(Input rows)
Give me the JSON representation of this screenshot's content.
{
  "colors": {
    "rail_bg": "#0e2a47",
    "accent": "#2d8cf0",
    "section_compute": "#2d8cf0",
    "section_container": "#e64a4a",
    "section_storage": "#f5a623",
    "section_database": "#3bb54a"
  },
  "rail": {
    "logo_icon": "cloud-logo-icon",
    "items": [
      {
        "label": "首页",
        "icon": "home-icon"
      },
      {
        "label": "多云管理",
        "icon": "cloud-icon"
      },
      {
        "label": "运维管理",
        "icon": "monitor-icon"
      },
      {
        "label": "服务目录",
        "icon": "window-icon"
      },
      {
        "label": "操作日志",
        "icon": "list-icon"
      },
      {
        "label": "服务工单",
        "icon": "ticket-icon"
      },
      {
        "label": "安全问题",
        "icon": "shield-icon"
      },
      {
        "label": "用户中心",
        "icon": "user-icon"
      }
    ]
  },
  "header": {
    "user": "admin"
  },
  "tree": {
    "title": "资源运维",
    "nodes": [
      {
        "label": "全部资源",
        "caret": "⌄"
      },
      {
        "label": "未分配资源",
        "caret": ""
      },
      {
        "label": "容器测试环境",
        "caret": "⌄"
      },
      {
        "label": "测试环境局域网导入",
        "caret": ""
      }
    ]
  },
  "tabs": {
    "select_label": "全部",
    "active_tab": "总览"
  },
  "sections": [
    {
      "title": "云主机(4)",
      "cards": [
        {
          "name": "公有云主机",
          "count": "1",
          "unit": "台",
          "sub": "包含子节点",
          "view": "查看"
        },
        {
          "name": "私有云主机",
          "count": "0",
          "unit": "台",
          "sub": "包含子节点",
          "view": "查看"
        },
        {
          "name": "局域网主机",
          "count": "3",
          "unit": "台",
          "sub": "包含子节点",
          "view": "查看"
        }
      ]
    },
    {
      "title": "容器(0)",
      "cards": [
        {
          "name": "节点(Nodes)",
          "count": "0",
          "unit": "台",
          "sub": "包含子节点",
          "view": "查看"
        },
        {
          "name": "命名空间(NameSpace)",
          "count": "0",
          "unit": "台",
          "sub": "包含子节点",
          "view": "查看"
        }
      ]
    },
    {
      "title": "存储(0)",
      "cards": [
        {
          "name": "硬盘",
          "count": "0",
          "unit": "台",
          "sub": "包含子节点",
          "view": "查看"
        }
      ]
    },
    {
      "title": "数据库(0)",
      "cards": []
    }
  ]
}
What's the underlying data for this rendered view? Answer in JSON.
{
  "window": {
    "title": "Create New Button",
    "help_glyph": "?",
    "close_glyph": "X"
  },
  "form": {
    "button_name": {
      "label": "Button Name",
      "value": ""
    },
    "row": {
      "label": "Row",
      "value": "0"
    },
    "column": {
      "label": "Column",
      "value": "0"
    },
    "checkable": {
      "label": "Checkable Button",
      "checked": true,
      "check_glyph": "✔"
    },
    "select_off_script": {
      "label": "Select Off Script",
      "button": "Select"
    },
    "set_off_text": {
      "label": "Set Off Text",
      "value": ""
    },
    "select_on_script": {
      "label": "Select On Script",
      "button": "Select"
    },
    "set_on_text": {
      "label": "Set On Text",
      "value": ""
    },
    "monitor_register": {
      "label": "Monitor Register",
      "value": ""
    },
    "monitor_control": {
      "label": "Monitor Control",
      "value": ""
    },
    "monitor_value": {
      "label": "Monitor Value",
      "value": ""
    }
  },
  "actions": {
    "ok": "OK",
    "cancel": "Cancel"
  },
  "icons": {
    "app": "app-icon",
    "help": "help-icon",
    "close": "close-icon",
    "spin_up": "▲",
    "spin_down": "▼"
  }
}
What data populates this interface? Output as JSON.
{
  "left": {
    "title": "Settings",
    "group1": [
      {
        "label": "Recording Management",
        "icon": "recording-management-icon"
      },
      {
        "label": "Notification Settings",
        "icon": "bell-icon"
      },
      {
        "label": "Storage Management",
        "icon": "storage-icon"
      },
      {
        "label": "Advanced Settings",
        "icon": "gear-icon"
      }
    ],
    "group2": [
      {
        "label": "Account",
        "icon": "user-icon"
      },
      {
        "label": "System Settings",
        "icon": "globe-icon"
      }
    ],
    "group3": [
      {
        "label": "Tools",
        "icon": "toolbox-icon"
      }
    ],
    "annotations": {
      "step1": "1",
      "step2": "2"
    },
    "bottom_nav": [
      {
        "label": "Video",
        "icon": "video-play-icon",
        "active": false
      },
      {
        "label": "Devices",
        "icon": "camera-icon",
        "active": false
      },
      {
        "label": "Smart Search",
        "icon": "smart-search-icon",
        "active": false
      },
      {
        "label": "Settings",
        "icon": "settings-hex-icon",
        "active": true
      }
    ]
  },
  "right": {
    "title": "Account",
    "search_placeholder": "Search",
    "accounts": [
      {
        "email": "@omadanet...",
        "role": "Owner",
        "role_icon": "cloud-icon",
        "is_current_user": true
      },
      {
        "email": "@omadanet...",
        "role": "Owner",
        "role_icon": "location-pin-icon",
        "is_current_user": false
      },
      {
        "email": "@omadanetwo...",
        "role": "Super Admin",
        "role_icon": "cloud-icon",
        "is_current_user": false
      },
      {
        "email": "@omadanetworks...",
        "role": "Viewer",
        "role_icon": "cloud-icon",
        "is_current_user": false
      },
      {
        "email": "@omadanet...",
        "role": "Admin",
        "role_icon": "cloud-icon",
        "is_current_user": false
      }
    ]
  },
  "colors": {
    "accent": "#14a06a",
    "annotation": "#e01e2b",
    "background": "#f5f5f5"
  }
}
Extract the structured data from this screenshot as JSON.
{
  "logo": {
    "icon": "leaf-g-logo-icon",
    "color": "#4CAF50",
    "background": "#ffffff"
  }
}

(Objective) Collect each line holding the string "What".

(Response for this exercise)
What's the underlying data for this rendered view? Answer in JSON.
What data populates this interface? Output as JSON.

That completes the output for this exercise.